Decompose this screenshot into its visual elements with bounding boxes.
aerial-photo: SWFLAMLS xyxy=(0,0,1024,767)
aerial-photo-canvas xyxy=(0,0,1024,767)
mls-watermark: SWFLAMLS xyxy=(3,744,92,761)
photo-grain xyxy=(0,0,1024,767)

- Work required
Arrange these records as a two-column CSV with the columns request and answer, one row per record, putting each record's request text and its answer in a single quoted field and replacing line breaks with spaces.

- Reply
request,answer
"Decompose this screenshot into its visual elements with bounding boxes.","aerial-photo: SWFLAMLS xyxy=(0,0,1024,767) aerial-photo-canvas xyxy=(0,0,1024,767) mls-watermark: SWFLAMLS xyxy=(3,744,92,761) photo-grain xyxy=(0,0,1024,767)"